↓↓↓

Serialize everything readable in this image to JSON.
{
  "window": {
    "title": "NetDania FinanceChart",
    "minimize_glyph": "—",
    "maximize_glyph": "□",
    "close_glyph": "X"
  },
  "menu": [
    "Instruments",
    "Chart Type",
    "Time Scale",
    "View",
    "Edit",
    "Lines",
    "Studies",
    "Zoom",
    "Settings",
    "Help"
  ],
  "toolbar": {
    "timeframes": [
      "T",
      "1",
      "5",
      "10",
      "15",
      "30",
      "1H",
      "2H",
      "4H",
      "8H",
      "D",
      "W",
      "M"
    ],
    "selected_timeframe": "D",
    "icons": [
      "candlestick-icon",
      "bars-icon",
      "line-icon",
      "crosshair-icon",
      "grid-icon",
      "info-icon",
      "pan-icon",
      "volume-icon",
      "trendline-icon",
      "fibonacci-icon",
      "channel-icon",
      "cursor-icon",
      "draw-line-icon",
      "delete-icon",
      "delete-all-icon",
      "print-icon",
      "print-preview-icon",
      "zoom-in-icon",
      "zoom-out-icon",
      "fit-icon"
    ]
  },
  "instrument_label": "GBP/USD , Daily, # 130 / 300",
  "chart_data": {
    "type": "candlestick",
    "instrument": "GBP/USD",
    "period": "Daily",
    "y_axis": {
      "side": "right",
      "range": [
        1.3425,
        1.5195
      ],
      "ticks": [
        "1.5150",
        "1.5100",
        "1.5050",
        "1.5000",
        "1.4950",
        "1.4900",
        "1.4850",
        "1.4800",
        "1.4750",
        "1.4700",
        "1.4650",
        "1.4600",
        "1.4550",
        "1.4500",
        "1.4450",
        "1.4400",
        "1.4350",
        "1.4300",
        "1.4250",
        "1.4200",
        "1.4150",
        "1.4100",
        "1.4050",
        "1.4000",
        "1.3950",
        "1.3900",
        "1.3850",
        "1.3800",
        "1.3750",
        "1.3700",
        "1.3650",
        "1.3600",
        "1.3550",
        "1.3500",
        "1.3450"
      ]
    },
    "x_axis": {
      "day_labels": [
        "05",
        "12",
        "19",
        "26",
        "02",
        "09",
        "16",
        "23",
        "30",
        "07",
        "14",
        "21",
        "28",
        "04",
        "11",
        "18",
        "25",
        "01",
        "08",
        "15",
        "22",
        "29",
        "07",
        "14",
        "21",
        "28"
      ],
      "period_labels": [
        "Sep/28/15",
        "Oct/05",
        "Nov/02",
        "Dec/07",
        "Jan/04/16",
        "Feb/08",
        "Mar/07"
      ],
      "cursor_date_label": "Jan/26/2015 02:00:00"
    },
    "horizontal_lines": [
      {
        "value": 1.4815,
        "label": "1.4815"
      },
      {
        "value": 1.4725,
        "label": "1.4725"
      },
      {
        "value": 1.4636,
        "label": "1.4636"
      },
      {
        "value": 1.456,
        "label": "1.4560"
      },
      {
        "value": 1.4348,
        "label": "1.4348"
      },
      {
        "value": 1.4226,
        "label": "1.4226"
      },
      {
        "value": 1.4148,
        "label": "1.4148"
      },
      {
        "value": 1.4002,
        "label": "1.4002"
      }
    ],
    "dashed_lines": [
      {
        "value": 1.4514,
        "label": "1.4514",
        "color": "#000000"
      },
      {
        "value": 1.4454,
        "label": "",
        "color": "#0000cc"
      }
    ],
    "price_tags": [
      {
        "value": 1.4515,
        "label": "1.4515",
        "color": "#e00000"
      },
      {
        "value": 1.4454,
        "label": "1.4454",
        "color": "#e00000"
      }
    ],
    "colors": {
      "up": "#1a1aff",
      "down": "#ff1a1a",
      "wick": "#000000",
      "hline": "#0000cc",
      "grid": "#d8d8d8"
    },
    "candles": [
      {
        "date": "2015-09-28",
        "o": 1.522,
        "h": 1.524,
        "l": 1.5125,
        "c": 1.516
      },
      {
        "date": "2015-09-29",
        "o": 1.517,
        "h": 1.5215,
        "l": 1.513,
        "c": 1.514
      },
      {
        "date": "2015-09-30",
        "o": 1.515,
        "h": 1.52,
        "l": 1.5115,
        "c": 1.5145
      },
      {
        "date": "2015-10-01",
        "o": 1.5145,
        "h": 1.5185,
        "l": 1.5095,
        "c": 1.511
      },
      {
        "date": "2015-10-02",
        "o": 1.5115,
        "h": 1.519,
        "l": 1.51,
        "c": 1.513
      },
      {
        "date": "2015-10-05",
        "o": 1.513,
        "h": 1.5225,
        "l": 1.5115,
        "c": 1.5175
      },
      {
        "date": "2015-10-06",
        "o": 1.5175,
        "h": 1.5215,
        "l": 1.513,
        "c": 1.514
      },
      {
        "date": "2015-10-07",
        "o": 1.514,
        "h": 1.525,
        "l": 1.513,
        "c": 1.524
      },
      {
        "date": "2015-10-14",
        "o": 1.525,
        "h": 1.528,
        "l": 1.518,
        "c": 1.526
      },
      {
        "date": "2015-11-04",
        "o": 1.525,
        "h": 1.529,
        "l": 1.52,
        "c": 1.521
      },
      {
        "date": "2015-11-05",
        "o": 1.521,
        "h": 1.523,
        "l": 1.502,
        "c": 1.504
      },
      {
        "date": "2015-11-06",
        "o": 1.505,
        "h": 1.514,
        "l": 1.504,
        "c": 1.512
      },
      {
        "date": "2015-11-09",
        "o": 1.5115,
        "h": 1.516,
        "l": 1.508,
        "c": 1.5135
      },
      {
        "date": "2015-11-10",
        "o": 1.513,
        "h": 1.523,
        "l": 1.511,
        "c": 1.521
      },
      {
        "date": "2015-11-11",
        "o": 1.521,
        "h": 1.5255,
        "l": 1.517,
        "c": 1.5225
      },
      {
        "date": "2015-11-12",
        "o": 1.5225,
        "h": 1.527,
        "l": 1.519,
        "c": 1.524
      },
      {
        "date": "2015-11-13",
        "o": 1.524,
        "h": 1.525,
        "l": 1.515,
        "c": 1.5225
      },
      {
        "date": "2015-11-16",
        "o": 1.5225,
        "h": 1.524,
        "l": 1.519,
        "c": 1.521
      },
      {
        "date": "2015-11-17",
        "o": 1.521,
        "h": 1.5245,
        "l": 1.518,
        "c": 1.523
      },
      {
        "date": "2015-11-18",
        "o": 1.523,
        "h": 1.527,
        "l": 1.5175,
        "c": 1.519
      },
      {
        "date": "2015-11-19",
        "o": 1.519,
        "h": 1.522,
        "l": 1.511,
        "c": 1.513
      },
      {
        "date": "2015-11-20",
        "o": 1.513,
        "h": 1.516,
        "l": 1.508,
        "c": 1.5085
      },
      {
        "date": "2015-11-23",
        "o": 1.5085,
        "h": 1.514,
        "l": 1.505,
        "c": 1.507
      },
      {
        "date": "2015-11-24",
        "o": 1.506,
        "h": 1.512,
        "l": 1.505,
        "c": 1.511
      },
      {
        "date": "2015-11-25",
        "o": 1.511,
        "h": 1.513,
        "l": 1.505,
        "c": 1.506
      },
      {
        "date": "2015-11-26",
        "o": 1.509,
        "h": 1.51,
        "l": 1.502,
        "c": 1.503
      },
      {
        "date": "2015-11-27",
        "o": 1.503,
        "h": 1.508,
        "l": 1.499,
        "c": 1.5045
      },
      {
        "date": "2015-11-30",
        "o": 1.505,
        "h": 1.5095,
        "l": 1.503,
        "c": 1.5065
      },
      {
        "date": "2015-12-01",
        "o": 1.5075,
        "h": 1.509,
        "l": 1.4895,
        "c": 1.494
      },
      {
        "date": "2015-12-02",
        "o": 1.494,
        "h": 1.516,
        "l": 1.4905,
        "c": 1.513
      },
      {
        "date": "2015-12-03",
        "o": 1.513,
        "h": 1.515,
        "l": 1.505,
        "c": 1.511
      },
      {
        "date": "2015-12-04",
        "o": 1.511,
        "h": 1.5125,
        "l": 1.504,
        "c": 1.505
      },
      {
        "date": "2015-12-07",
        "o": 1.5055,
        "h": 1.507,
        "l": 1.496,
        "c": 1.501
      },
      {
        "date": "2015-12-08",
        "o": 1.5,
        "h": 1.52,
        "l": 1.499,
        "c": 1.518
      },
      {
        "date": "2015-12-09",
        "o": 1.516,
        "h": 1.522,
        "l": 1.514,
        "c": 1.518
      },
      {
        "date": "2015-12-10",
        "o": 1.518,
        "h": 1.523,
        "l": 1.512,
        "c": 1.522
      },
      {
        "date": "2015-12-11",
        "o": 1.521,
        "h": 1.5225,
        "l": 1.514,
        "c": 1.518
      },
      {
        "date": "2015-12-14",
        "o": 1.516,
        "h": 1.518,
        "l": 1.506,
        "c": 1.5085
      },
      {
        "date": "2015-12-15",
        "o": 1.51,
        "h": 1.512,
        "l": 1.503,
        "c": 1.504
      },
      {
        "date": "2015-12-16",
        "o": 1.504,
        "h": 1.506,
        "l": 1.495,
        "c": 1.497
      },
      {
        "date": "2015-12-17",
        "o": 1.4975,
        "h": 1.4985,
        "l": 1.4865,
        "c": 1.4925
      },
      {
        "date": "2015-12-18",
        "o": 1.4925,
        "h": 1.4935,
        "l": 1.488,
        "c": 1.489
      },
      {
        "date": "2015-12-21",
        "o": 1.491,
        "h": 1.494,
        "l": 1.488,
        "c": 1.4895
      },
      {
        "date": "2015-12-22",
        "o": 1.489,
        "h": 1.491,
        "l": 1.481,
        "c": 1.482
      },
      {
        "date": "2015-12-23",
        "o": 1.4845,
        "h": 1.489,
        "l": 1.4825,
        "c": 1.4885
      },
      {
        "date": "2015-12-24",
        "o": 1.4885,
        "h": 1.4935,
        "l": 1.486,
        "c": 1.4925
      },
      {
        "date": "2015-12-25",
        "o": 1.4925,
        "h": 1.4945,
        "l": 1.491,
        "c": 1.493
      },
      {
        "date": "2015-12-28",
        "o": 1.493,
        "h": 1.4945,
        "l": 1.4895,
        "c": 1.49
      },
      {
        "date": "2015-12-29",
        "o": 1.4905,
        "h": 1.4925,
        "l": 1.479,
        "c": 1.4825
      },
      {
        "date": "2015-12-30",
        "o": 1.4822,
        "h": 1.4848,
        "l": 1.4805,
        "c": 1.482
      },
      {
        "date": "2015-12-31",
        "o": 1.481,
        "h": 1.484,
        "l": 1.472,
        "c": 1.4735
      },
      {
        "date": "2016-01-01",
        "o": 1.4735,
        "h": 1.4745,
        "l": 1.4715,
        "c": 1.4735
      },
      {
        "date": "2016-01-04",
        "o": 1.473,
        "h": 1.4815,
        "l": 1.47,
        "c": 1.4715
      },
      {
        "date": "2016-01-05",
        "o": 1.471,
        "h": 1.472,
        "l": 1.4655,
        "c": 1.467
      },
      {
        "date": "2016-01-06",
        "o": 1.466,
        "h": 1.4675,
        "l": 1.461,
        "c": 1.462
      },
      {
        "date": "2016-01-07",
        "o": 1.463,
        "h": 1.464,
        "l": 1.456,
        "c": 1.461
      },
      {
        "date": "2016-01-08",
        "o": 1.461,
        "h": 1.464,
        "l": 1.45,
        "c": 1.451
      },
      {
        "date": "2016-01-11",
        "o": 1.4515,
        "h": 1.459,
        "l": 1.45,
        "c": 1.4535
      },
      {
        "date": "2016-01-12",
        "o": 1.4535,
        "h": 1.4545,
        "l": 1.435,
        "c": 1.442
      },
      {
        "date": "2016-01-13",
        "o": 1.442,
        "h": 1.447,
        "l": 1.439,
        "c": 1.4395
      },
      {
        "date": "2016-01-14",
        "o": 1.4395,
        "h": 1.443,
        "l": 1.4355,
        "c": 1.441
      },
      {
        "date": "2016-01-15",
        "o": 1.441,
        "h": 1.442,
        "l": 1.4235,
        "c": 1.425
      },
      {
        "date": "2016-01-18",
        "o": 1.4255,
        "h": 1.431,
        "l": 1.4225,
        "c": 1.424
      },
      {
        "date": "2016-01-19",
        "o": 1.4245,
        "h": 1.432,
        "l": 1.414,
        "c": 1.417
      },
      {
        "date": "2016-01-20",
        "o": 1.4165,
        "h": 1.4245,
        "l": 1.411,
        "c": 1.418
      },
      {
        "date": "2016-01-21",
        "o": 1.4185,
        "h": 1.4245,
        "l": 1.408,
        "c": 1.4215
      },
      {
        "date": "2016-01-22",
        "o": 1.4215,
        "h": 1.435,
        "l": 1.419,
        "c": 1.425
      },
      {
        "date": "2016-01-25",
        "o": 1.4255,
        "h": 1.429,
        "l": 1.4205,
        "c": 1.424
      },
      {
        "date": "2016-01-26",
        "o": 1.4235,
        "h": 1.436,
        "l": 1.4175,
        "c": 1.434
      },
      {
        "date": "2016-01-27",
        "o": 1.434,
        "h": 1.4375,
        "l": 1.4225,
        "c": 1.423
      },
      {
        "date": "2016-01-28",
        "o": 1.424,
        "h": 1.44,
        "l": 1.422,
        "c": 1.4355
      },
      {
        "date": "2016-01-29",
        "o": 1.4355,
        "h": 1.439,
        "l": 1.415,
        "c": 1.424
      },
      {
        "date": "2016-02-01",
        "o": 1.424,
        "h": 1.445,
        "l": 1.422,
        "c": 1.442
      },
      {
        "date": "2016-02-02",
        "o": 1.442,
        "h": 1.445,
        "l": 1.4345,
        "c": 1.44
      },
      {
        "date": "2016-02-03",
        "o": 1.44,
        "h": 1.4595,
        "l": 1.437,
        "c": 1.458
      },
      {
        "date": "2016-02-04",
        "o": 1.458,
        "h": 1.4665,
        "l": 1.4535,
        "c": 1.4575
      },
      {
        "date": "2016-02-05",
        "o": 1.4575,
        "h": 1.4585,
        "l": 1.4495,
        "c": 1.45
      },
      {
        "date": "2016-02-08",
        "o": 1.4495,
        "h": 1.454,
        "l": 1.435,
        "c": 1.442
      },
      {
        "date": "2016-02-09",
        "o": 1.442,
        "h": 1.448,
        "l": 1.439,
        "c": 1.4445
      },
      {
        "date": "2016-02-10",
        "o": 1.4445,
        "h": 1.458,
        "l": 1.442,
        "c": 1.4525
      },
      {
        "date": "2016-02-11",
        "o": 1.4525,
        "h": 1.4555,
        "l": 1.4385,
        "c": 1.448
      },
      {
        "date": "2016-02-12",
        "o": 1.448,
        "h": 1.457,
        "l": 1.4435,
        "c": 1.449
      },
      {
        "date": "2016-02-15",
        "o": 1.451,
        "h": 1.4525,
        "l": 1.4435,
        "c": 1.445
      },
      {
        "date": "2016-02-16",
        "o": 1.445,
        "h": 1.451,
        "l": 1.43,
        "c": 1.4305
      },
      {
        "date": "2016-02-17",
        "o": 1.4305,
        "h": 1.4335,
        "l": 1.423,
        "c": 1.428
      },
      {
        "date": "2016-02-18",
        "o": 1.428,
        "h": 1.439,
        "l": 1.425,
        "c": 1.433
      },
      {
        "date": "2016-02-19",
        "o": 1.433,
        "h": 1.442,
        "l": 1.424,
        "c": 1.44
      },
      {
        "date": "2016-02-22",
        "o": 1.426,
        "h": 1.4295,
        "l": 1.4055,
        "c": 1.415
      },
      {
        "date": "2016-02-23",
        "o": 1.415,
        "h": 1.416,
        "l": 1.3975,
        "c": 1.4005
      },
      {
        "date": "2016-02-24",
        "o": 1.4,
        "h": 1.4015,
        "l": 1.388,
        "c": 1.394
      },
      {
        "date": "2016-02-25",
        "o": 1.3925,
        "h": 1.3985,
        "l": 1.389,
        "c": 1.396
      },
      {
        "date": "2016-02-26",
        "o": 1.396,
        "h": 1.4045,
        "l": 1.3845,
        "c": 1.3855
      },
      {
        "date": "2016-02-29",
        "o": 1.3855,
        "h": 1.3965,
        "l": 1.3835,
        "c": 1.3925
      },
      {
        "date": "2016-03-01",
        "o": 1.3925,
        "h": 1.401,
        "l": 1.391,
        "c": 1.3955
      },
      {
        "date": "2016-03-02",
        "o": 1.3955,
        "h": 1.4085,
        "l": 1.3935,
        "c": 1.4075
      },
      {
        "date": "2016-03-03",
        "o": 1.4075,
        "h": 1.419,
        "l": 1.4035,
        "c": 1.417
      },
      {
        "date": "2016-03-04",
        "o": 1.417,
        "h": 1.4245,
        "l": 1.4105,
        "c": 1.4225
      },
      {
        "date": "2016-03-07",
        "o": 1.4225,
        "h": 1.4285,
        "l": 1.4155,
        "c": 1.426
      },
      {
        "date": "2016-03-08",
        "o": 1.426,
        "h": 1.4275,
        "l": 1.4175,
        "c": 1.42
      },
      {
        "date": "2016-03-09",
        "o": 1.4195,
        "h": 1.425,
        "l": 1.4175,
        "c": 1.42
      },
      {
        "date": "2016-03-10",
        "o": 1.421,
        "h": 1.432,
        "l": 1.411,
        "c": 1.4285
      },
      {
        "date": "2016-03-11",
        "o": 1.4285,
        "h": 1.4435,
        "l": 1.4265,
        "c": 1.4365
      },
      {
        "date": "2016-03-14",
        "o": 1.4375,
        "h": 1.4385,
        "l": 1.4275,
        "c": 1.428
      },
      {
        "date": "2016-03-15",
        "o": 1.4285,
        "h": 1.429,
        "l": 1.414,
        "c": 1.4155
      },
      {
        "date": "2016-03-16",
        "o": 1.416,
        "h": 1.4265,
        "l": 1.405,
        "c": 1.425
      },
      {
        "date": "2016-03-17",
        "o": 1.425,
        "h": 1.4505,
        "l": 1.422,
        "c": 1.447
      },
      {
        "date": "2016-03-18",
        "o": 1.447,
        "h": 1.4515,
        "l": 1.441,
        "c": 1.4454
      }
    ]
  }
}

↑↑↑

* **SET TASK**: Scan the listing above. Gather each line that contains the word "Daily".

* **EXERCISE ANSWER**:
  "instrument_label": "GBP/USD , Daily, # 130 / 300",
    "period": "Daily",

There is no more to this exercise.